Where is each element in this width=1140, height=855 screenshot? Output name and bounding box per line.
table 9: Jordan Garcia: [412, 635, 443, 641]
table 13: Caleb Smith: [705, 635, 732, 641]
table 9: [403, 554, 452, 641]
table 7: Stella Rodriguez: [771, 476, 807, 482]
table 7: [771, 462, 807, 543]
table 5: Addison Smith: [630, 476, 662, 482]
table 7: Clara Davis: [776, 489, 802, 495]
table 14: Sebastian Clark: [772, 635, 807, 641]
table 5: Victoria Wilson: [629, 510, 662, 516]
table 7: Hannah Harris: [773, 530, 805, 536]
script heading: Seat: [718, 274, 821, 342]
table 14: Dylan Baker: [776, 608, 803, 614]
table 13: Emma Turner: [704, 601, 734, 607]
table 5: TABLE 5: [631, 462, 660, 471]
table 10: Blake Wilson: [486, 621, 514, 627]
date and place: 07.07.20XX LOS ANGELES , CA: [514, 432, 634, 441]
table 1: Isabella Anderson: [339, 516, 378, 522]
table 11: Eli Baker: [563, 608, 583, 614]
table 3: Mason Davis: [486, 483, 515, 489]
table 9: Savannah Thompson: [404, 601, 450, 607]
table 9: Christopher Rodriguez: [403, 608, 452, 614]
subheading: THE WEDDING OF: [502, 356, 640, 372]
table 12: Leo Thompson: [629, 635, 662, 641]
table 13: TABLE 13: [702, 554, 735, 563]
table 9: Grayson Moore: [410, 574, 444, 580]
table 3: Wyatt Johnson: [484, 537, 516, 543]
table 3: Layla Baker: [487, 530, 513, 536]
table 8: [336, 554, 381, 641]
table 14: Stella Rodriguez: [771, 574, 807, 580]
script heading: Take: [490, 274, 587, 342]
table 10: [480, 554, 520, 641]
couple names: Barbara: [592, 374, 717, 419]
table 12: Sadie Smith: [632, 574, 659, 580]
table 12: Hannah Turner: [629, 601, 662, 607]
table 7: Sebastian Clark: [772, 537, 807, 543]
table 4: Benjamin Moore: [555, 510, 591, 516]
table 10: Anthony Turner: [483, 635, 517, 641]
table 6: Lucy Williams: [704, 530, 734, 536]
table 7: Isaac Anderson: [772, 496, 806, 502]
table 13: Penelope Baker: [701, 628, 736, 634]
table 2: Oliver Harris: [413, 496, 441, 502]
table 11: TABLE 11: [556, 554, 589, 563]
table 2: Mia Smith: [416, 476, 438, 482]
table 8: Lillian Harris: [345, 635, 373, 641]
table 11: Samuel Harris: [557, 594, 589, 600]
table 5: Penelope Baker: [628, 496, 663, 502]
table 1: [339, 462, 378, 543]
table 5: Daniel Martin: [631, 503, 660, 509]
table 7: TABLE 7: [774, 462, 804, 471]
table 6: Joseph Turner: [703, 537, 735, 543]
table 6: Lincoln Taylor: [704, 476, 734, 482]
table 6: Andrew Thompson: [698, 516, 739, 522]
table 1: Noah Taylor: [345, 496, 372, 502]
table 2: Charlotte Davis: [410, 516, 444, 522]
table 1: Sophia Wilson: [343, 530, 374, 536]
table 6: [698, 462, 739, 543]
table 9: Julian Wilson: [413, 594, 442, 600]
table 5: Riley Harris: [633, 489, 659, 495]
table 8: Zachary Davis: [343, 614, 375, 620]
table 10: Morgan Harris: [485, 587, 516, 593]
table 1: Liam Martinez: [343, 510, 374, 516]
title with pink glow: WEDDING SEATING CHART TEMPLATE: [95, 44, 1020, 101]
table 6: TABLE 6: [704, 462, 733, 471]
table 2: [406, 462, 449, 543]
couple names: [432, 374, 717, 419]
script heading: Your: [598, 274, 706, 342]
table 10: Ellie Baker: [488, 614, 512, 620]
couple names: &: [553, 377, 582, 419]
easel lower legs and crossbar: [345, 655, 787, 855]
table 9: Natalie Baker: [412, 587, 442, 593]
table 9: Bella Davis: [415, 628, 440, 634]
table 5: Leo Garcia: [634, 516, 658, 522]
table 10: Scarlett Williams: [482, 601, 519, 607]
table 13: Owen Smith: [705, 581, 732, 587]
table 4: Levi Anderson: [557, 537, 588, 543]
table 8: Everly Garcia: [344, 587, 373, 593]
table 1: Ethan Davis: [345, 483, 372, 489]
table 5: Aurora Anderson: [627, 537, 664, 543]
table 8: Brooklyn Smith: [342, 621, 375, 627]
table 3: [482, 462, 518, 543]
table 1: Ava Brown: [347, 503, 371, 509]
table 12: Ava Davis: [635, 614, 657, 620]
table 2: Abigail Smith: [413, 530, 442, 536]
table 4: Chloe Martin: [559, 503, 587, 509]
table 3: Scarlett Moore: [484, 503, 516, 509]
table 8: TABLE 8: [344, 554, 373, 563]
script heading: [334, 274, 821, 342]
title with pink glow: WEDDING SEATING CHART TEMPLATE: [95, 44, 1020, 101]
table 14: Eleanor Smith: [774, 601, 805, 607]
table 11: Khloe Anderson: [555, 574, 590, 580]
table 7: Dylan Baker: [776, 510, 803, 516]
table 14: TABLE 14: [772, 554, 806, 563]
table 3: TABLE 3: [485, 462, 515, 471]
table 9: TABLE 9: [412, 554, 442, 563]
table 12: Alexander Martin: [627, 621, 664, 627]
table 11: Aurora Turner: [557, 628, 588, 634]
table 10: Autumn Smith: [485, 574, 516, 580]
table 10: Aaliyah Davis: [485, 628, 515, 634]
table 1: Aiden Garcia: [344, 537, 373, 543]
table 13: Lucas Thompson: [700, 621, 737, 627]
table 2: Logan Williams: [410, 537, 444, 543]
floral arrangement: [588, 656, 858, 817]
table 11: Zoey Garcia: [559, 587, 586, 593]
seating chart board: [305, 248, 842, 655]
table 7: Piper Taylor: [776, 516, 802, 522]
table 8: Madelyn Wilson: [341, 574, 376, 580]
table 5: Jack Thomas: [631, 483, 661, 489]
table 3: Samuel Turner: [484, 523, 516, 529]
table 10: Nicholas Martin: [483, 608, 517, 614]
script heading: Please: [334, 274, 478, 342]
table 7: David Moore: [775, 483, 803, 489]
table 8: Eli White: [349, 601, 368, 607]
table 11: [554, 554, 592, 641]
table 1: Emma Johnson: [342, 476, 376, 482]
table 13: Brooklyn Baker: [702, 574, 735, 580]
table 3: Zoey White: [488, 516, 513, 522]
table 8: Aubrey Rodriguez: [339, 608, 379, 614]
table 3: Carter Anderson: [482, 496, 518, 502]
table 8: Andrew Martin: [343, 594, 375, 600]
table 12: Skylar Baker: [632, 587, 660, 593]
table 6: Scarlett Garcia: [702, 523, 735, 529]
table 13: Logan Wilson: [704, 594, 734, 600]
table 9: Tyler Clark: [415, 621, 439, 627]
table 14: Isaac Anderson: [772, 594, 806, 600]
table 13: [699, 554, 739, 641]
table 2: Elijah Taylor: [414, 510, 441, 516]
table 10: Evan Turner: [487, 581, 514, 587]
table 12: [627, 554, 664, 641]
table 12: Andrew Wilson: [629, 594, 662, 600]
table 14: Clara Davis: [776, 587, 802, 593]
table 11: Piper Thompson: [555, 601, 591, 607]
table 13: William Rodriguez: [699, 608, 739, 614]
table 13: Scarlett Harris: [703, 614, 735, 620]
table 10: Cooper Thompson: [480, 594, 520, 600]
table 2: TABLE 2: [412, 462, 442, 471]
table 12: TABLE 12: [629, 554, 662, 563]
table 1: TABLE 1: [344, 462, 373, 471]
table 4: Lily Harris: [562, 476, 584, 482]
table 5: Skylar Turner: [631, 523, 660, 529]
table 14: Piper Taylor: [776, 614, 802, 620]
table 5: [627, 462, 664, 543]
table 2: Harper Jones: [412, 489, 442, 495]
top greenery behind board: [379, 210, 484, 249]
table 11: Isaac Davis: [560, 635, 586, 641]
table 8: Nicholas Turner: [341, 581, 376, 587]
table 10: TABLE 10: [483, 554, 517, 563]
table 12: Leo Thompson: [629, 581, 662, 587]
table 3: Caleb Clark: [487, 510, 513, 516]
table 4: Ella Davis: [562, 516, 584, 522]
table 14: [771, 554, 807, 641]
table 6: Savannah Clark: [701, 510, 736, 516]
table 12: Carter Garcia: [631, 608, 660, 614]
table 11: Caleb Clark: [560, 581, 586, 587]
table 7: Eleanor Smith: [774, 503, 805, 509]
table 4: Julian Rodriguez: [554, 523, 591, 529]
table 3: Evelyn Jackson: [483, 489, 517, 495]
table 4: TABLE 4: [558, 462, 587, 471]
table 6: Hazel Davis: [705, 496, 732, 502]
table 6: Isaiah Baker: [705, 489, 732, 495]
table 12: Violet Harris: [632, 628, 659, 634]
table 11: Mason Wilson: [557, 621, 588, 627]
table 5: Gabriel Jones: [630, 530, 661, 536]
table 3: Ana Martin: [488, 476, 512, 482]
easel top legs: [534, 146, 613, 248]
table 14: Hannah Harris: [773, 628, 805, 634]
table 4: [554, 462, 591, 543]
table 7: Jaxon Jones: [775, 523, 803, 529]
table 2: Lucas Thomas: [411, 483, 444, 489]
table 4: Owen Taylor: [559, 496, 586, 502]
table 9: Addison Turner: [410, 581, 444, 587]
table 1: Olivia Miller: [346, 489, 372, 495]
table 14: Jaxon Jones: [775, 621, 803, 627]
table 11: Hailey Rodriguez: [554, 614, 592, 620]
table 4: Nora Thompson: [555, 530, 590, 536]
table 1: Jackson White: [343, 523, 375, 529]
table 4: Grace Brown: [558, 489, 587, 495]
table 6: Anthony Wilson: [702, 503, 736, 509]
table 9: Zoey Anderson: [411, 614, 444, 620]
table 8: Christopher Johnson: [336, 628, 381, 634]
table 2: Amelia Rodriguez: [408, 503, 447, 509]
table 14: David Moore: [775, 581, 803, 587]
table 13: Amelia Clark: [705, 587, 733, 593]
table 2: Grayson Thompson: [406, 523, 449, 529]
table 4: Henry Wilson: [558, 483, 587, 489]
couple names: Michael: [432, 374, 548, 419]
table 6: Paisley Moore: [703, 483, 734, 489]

--------------------------------

Quote the items above verbatim, starting with the first line and ending with the line containing "table 5: Addison Smith: [630, 476, 662, 482]", including that line.

Where is each element in this width=1140, height=855 screenshot? Output name and bounding box per line.
table 9: Jordan Garcia: [412, 635, 443, 641]
table 13: Caleb Smith: [705, 635, 732, 641]
table 9: [403, 554, 452, 641]
table 7: Stella Rodriguez: [771, 476, 807, 482]
table 7: [771, 462, 807, 543]
table 5: Addison Smith: [630, 476, 662, 482]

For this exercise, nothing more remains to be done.